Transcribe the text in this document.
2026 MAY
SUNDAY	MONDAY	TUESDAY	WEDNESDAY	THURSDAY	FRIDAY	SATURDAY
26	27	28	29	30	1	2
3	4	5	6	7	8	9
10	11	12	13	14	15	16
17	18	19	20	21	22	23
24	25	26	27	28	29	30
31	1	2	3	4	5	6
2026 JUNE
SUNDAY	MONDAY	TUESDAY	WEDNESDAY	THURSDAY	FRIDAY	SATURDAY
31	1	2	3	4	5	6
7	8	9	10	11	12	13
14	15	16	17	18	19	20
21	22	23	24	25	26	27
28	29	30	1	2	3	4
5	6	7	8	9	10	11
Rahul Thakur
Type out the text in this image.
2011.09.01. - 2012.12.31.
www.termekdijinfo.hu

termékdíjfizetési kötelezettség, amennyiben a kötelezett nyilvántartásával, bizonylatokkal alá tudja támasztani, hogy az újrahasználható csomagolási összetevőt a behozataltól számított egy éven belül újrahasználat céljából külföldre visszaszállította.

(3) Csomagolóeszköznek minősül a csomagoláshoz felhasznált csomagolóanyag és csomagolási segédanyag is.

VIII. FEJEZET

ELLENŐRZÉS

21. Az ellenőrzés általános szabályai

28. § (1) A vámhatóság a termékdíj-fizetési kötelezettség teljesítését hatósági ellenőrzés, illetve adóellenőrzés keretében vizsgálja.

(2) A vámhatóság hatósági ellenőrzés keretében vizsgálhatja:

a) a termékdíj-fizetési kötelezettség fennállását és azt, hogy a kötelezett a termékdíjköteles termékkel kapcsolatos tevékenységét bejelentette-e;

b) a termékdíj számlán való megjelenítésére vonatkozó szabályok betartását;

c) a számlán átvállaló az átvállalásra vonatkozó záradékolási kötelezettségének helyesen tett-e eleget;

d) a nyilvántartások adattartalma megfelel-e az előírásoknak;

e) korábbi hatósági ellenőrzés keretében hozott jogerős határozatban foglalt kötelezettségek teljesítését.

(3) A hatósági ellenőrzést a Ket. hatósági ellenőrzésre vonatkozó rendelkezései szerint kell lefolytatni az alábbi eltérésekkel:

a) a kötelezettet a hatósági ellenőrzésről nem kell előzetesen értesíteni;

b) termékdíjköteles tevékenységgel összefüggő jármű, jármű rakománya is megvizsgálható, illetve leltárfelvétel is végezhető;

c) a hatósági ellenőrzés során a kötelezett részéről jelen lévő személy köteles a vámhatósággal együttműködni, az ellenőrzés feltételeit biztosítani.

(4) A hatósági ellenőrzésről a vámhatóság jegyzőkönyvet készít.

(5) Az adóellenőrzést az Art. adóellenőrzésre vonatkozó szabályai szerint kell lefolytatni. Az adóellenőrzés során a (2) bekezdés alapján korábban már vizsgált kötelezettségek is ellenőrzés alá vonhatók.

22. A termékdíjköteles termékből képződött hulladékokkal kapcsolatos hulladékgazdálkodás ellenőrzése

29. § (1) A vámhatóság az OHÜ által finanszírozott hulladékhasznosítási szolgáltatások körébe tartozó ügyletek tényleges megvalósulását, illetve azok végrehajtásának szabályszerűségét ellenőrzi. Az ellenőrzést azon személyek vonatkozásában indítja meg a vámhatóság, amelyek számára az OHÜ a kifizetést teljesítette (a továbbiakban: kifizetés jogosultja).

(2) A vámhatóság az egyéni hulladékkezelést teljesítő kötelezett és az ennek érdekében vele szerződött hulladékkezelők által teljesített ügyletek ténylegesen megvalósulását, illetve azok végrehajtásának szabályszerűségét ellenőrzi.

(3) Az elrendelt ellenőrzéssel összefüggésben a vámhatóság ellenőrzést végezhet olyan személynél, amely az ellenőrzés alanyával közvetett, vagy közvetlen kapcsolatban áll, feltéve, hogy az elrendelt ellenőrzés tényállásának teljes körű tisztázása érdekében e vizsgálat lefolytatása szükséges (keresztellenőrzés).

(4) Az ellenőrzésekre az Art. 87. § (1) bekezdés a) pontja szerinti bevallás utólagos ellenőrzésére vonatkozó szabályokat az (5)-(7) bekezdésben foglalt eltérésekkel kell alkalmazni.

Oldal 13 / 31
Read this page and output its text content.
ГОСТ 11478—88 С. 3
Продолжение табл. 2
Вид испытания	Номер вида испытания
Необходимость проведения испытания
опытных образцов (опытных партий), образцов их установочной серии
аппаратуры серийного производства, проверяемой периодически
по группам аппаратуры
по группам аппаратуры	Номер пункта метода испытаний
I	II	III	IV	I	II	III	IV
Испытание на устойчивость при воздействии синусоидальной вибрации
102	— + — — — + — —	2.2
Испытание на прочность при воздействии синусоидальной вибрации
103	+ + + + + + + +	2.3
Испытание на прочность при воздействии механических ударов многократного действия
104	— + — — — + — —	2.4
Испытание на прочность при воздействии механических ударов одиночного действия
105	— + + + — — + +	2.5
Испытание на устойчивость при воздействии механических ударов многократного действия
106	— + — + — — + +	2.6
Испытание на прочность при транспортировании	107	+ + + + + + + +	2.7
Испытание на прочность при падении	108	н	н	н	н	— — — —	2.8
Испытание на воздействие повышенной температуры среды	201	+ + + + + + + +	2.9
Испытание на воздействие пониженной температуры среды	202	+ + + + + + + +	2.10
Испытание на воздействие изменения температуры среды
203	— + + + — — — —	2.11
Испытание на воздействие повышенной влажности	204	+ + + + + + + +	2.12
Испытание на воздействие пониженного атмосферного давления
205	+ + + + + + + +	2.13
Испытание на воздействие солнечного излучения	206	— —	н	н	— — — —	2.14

• [Instructions for the task]
Go through the listing above and restate it word for word.

• [Answer for this exercise]
Transcribe the text in this document.
2026 MAY
SUNDAY	MONDAY	TUESDAY	WEDNESDAY	THURSDAY	FRIDAY	SATURDAY
26	27	28	29	30	1	2
3	4	5	6	7	8	9
10	11	12	13	14	15	16
17	18	19	20	21	22	23
24	25	26	27	28	29	30
31	1	2	3	4	5	6
2026 JUNE
SUNDAY	MONDAY	TUESDAY	WEDNESDAY	THURSDAY	FRIDAY	SATURDAY
31	1	2	3	4	5	6
7	8	9	10	11	12	13
14	15	16	17	18	19	20
21	22	23	24	25	26	27
28	29	30	1	2	3	4
5	6	7	8	9	10	11
Rahul Thakur
Type out the text in this image.
2011.09.01. - 2012.12.31.
www.termekdijinfo.hu

termékdíjfizetési kötelezettség, amennyiben a kötelezett nyilvántartásával, bizonylatokkal alá tudja támasztani, hogy az újrahasználható csomagolási összetevőt a behozataltól számított egy éven belül újrahasználat céljából külföldre visszaszállította.

(3) Csomagolóeszköznek minősül a csomagoláshoz felhasznált csomagolóanyag és csomagolási segédanyag is.

VIII. FEJEZET

ELLENŐRZÉS

21. Az ellenőrzés általános szabályai

28. § (1) A vámhatóság a termékdíj-fizetési kötelezettség teljesítését hatósági ellenőrzés, illetve adóellenőrzés keretében vizsgálja.

(2) A vámhatóság hatósági ellenőrzés keretében vizsgálhatja:

a) a termékdíj-fizetési kötelezettség fennállását és azt, hogy a kötelezett a termékdíjköteles termékkel kapcsolatos tevékenységét bejelentette-e;

b) a termékdíj számlán való megjelenítésére vonatkozó szabályok betartását;

c) a számlán átvállaló az átvállalásra vonatkozó záradékolási kötelezettségének helyesen tett-e eleget;

d) a nyilvántartások adattartalma megfelel-e az előírásoknak;

e) korábbi hatósági ellenőrzés keretében hozott jogerős határozatban foglalt kötelezettségek teljesítését.

(3) A hatósági ellenőrzést a Ket. hatósági ellenőrzésre vonatkozó rendelkezései szerint kell lefolytatni az alábbi eltérésekkel:

a) a kötelezettet a hatósági ellenőrzésről nem kell előzetesen értesíteni;

b) termékdíjköteles tevékenységgel összefüggő jármű, jármű rakománya is megvizsgálható, illetve leltárfelvétel is végezhető;

c) a hatósági ellenőrzés során a kötelezett részéről jelen lévő személy köteles a vámhatósággal együttműködni, az ellenőrzés feltételeit biztosítani.

(4) A hatósági ellenőrzésről a vámhatóság jegyzőkönyvet készít.

(5) Az adóellenőrzést az Art. adóellenőrzésre vonatkozó szabályai szerint kell lefolytatni. Az adóellenőrzés során a (2) bekezdés alapján korábban már vizsgált kötelezettségek is ellenőrzés alá vonhatók.

22. A termékdíjköteles termékből képződött hulladékokkal kapcsolatos hulladékgazdálkodás ellenőrzése

29. § (1) A vámhatóság az OHÜ által finanszírozott hulladékhasznosítási szolgáltatások körébe tartozó ügyletek tényleges megvalósulását, illetve azok végrehajtásának szabályszerűségét ellenőrzi. Az ellenőrzést azon személyek vonatkozásában indítja meg a vámhatóság, amelyek számára az OHÜ a kifizetést teljesítette (a továbbiakban: kifizetés jogosultja).

(2) A vámhatóság az egyéni hulladékkezelést teljesítő kötelezett és az ennek érdekében vele szerződött hulladékkezelők által teljesített ügyletek ténylegesen megvalósulását, illetve azok végrehajtásának szabályszerűségét ellenőrzi.

(3) Az elrendelt ellenőrzéssel összefüggésben a vámhatóság ellenőrzést végezhet olyan személynél, amely az ellenőrzés alanyával közvetett, vagy közvetlen kapcsolatban áll, feltéve, hogy az elrendelt ellenőrzés tényállásának teljes körű tisztázása érdekében e vizsgálat lefolytatása szükséges (keresztellenőrzés).

(4) Az ellenőrzésekre az Art. 87. § (1) bekezdés a) pontja szerinti bevallás utólagos ellenőrzésére vonatkozó szabályokat az (5)-(7) bekezdésben foglalt eltérésekkel kell alkalmazni.

Oldal 13 / 31
Read this page and output its text content.
ГОСТ 11478—88 С. 3
Продолжение табл. 2
Вид испытания	Номер вида испытания
Необходимость проведения испытания
опытных образцов (опытных партий), образцов их установочной серии
аппаратуры серийного производства, проверяемой периодически
по группам аппаратуры
по группам аппаратуры	Номер пункта метода испытаний
I	II	III	IV	I	II	III	IV
Испытание на устойчивость при воздействии синусоидальной вибрации
102	— + — — — + — —	2.2
Испытание на прочность при воздействии синусоидальной вибрации
103	+ + + + + + + +	2.3
Испытание на прочность при воздействии механических ударов многократного действия
104	— + — — — + — —	2.4
Испытание на прочность при воздействии механических ударов одиночного действия
105	— + + + — — + +	2.5
Испытание на устойчивость при воздействии механических ударов многократного действия
106	— + — + — — + +	2.6
Испытание на прочность при транспортировании	107	+ + + + + + + +	2.7
Испытание на прочность при падении	108	н	н	н	н	— — — —	2.8
Испытание на воздействие повышенной температуры среды	201	+ + + + + + + +	2.9
Испытание на воздействие пониженной температуры среды	202	+ + + + + + + +	2.10
Испытание на воздействие изменения температуры среды
203	— + + + — — — —	2.11
Испытание на воздействие повышенной влажности	204	+ + + + + + + +	2.12
Испытание на воздействие пониженного атмосферного давления
205	+ + + + + + + +	2.13
Испытание на воздействие солнечного излучения	206	— —	н	н	— — — —	2.14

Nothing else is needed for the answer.